# Problem
Take the lines from the one with "Type out the text in this image." to the end of the listing, both ends included, and quote them exactly, leaving pictures out.

##### Records #####

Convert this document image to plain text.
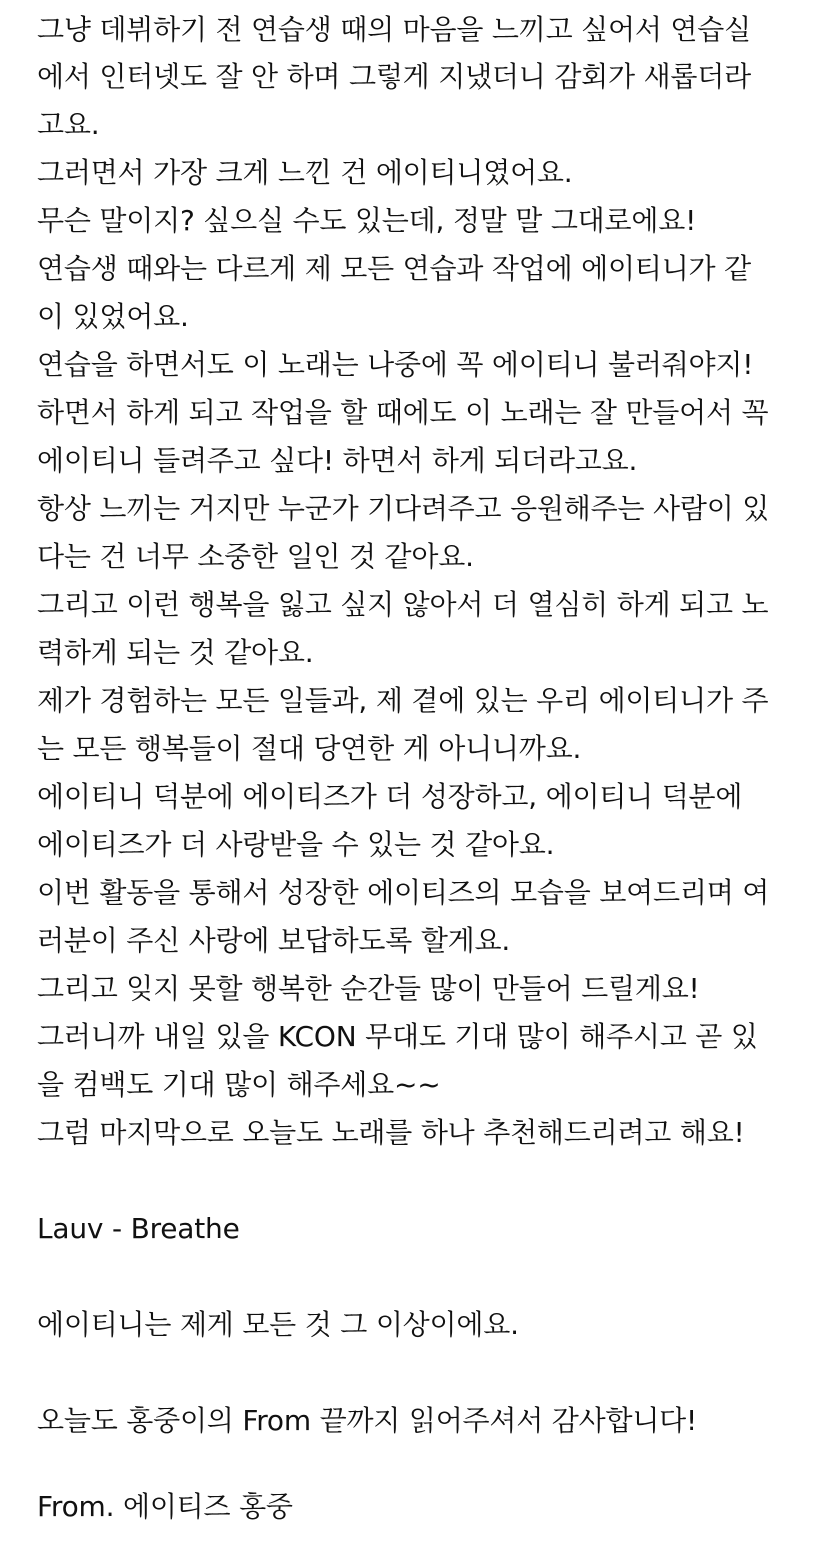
그냥 데뷔하기 전 연습생 때의 마음을 느끼고 싶어서 연습실
에서 인터넷도 잘 안 하며 그렇게 지냈더니 감회가 새롭더라
고요.
그러면서 가장 크게 느낀 건 에이티니였어요.
무슨 말이지? 싶으실 수도 있는데, 정말 말 그대로에요!
연습생 때와는 다르게 제 모든 연습과 작업에 에이티니가 같
이 있었어요.
연습을 하면서도 이 노래는 나중에 꼭 에이티니 불러줘야지!
하면서 하게 되고 작업을 할 때에도 이 노래는 잘 만들어서 꼭
에이티니 들려주고 싶다! 하면서 하게 되더라고요.
항상 느끼는 거지만 누군가 기다려주고 응원해주는 사람이 있
다는 건 너무 소중한 일인 것 같아요.
그리고 이런 행복을 잃고 싶지 않아서 더 열심히 하게 되고 노
력하게 되는 것 같아요.
제가 경험하는 모든 일들과, 제 곁에 있는 우리 에이티니가 주
는 모든 행복들이 절대 당연한 게 아니니까요.
에이티니 덕분에 에이티즈가 더 성장하고, 에이티니 덕분에
에이티즈가 더 사랑받을 수 있는 것 같아요.
이번 활동을 통해서 성장한 에이티즈의 모습을 보여드리며 여
러분이 주신 사랑에 보답하도록 할게요.
그리고 잊지 못할 행복한 순간들 많이 만들어 드릴게요!
그러니까 내일 있을 KCON 무대도 기대 많이 해주시고 곧 있
을 컴백도 기대 많이 해주세요~~
그럼 마지막으로 오늘도 노래를 하나 추천해드리려고 해요!
Lauv - Breathe
에이티니는 제게 모든 것 그 이상이에요.
오늘도 홍중이의 From 끝까지 읽어주셔서 감사합니다!
From. 에이티즈 홍중
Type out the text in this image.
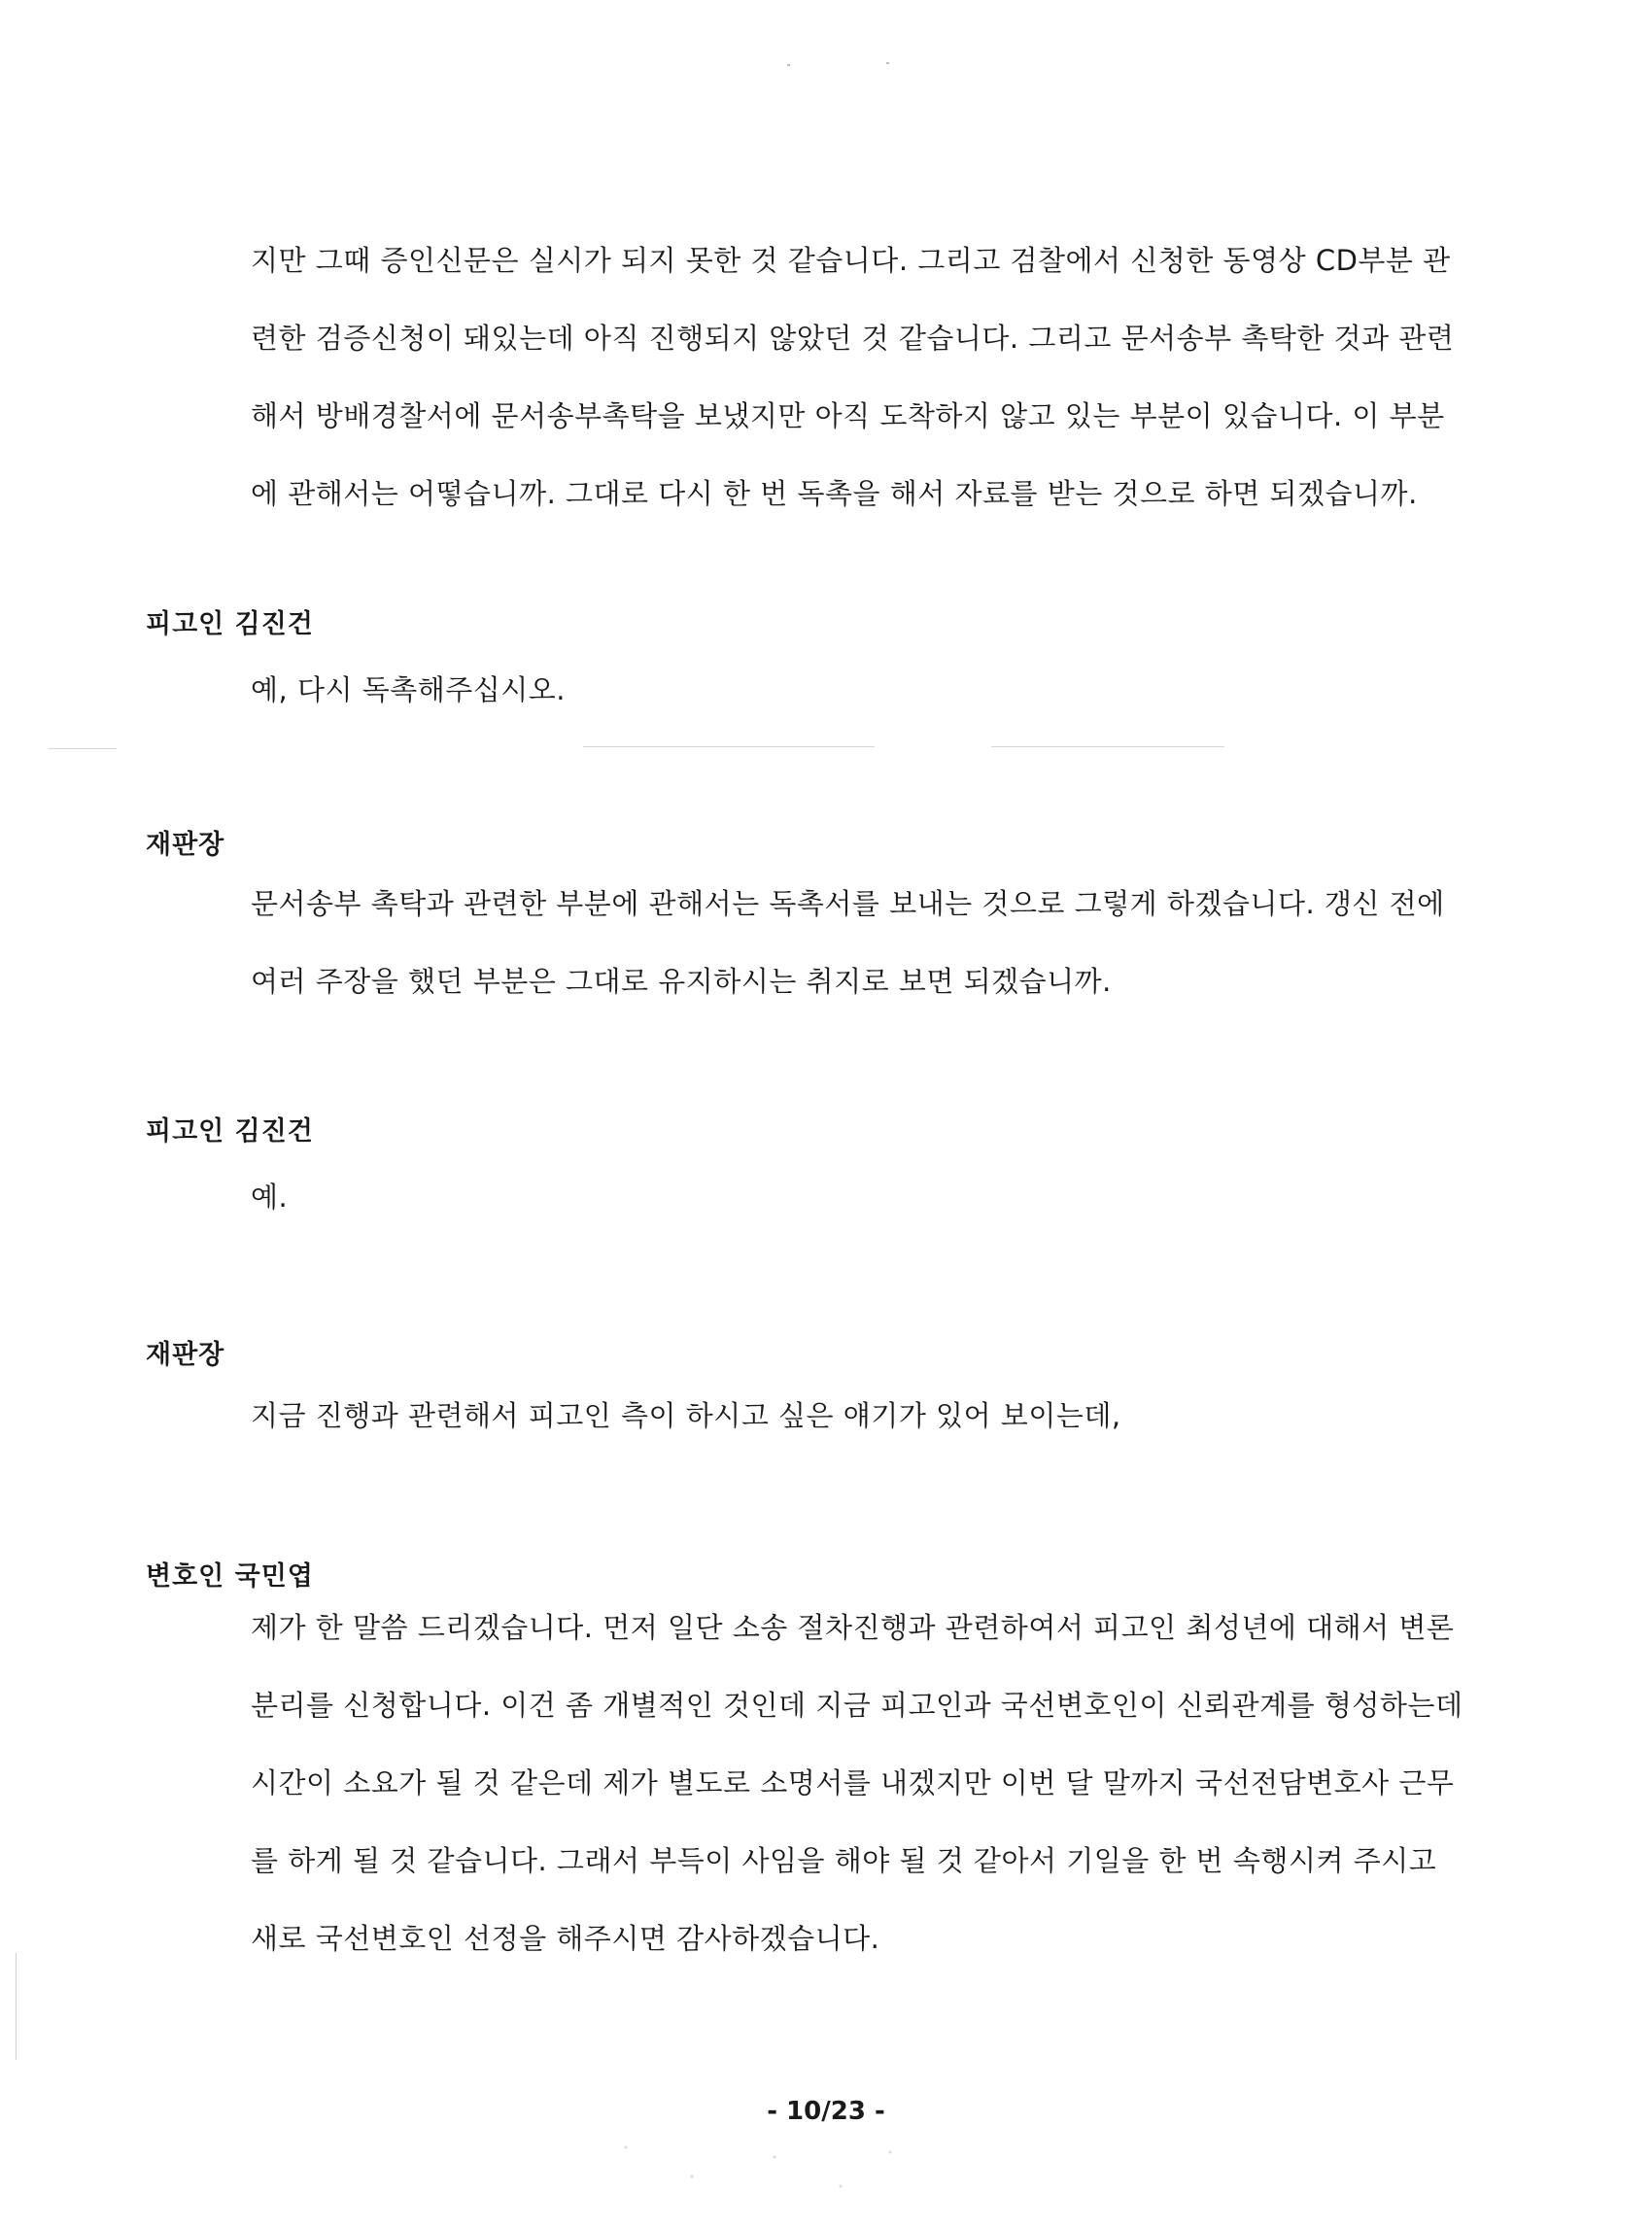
지만 그때 증인신문은 실시가 되지 못한 것 같습니다. 그리고 검찰에서 신청한 동영상 CD부분 관
련한 검증신청이 돼있는데 아직 진행되지 않았던 것 같습니다. 그리고 문서송부 촉탁한 것과 관련
해서 방배경찰서에 문서송부촉탁을 보냈지만 아직 도착하지 않고 있는 부분이 있습니다. 이 부분
에 관해서는 어떻습니까. 그대로 다시 한 번 독촉을 해서 자료를 받는 것으로 하면 되겠습니까.
피고인 김진건
예, 다시 독촉해주십시오.
재판장
문서송부 촉탁과 관련한 부분에 관해서는 독촉서를 보내는 것으로 그렇게 하겠습니다. 갱신 전에
여러 주장을 했던 부분은 그대로 유지하시는 취지로 보면 되겠습니까.
피고인 김진건
예.
재판장
지금 진행과 관련해서 피고인 측이 하시고 싶은 얘기가 있어 보이는데,
변호인 국민엽
제가 한 말씀 드리겠습니다. 먼저 일단 소송 절차진행과 관련하여서 피고인 최성년에 대해서 변론
분리를 신청합니다. 이건 좀 개별적인 것인데 지금 피고인과 국선변호인이 신뢰관계를 형성하는데
시간이 소요가 될 것 같은데 제가 별도로 소명서를 내겠지만 이번 달 말까지 국선전담변호사 근무
를 하게 될 것 같습니다. 그래서 부득이 사임을 해야 될 것 같아서 기일을 한 번 속행시켜 주시고
새로 국선변호인 선정을 해주시면 감사하겠습니다.
- 10/23 -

#####

# Solution for this problem
Type out the text in this image.
지만 그때 증인신문은 실시가 되지 못한 것 같습니다. 그리고 검찰에서 신청한 동영상 CD부분 관
련한 검증신청이 돼있는데 아직 진행되지 않았던 것 같습니다. 그리고 문서송부 촉탁한 것과 관련
해서 방배경찰서에 문서송부촉탁을 보냈지만 아직 도착하지 않고 있는 부분이 있습니다. 이 부분
에 관해서는 어떻습니까. 그대로 다시 한 번 독촉을 해서 자료를 받는 것으로 하면 되겠습니까.
피고인 김진건
예, 다시 독촉해주십시오.
재판장
문서송부 촉탁과 관련한 부분에 관해서는 독촉서를 보내는 것으로 그렇게 하겠습니다. 갱신 전에
여러 주장을 했던 부분은 그대로 유지하시는 취지로 보면 되겠습니까.
피고인 김진건
예.
재판장
지금 진행과 관련해서 피고인 측이 하시고 싶은 얘기가 있어 보이는데,
변호인 국민엽
제가 한 말씀 드리겠습니다. 먼저 일단 소송 절차진행과 관련하여서 피고인 최성년에 대해서 변론
분리를 신청합니다. 이건 좀 개별적인 것인데 지금 피고인과 국선변호인이 신뢰관계를 형성하는데
시간이 소요가 될 것 같은데 제가 별도로 소명서를 내겠지만 이번 달 말까지 국선전담변호사 근무
를 하게 될 것 같습니다. 그래서 부득이 사임을 해야 될 것 같아서 기일을 한 번 속행시켜 주시고
새로 국선변호인 선정을 해주시면 감사하겠습니다.
- 10/23 -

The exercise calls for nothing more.